# Task:
Repeat the entries that follow verbatim, without any of their pictures.
─── Information supplied ───
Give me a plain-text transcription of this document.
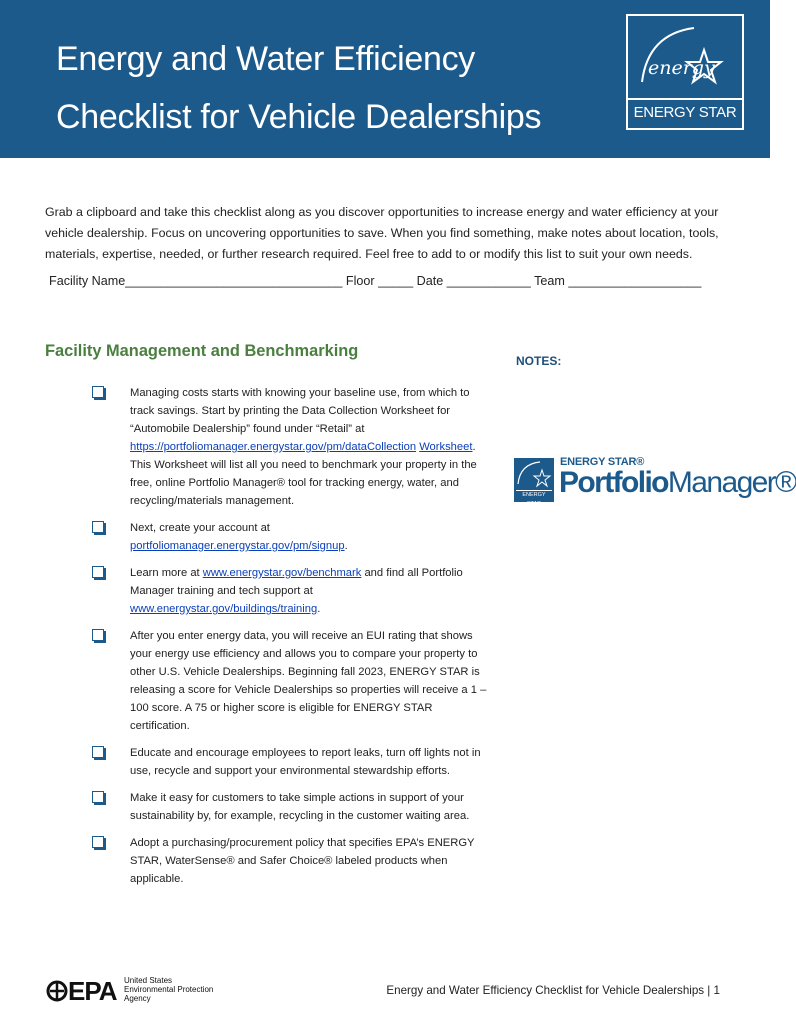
Energy and Water Efficiency
Checklist for Vehicle Dealerships
energy
ENERGY STAR
Grab a clipboard and take this checklist along as you discover opportunities to increase energy and water efficiency at your vehicle dealership. Focus on uncovering opportunities to save. When you find something, make notes about location, tools, materials, expertise, needed, or further research required. Feel free to add to or modify this list to suit your own needs.
Facility Name_______________________________ Floor _____ Date ____________ Team ___________________
Facility Management and Benchmarking
NOTES:
ENERGY STAR
ENERGY STAR®
PortfolioManager®
Managing costs starts with knowing your baseline use, from which to track savings. Start by printing the Data Collection Worksheet for “Automobile Dealership” found under “Retail” at https://portfoliomanager.energystar.gov/pm/dataCollection Worksheet. This Worksheet will list all you need to benchmark your property in the free, online Portfolio Manager® tool for tracking energy, water, and recycling/materials management.
Next, create your account at portfoliomanager.energystar.gov/pm/signup.
Learn more at www.energystar.gov/benchmark and find all Portfolio Manager training and tech support at www.energystar.gov/buildings/training.
After you enter energy data, you will receive an EUI rating that shows your energy use efficiency and allows you to compare your property to other U.S. Vehicle Dealerships. Beginning fall 2023, ENERGY STAR is releasing a score for Vehicle Dealerships so properties will receive a 1 – 100 score. A 75 or higher score is eligible for ENERGY STAR certification.
Educate and encourage employees to report leaks, turn off lights not in use, recycle and support your environmental stewardship efforts.
Make it easy for customers to take simple actions in support of your sustainability by, for example, recycling in the customer waiting area.
Adopt a purchasing/procurement policy that specifies EPA’s ENERGY STAR, WaterSense® and Safer Choice® labeled products when applicable.
EPA United States
Environmental Protection
Agency
Energy and Water Efficiency Checklist for Vehicle Dealerships | 1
───
# Correct output:
Give me a plain-text transcription of this document.
Energy and Water Efficiency
Checklist for Vehicle Dealerships
energy
ENERGY STAR
Grab a clipboard and take this checklist along as you discover opportunities to increase energy and water efficiency at your vehicle dealership. Focus on uncovering opportunities to save. When you find something, make notes about location, tools, materials, expertise, needed, or further research required. Feel free to add to or modify this list to suit your own needs.
Facility Name_______________________________ Floor _____ Date ____________ Team ___________________
Facility Management and Benchmarking
NOTES:
ENERGY STAR
ENERGY STAR®
PortfolioManager®
Managing costs starts with knowing your baseline use, from which to track savings. Start by printing the Data Collection Worksheet for “Automobile Dealership” found under “Retail” at https://portfoliomanager.energystar.gov/pm/dataCollection Worksheet. This Worksheet will list all you need to benchmark your property in the free, online Portfolio Manager® tool for tracking energy, water, and recycling/materials management.
Next, create your account at portfoliomanager.energystar.gov/pm/signup.
Learn more at www.energystar.gov/benchmark and find all Portfolio Manager training and tech support at www.energystar.gov/buildings/training.
After you enter energy data, you will receive an EUI rating that shows your energy use efficiency and allows you to compare your property to other U.S. Vehicle Dealerships. Beginning fall 2023, ENERGY STAR is releasing a score for Vehicle Dealerships so properties will receive a 1 – 100 score. A 75 or higher score is eligible for ENERGY STAR certification.
Educate and encourage employees to report leaks, turn off lights not in use, recycle and support your environmental stewardship efforts.
Make it easy for customers to take simple actions in support of your sustainability by, for example, recycling in the customer waiting area.
Adopt a purchasing/procurement policy that specifies EPA’s ENERGY STAR, WaterSense® and Safer Choice® labeled products when applicable.
EPA United States
Environmental Protection
Agency
Energy and Water Efficiency Checklist for Vehicle Dealerships | 1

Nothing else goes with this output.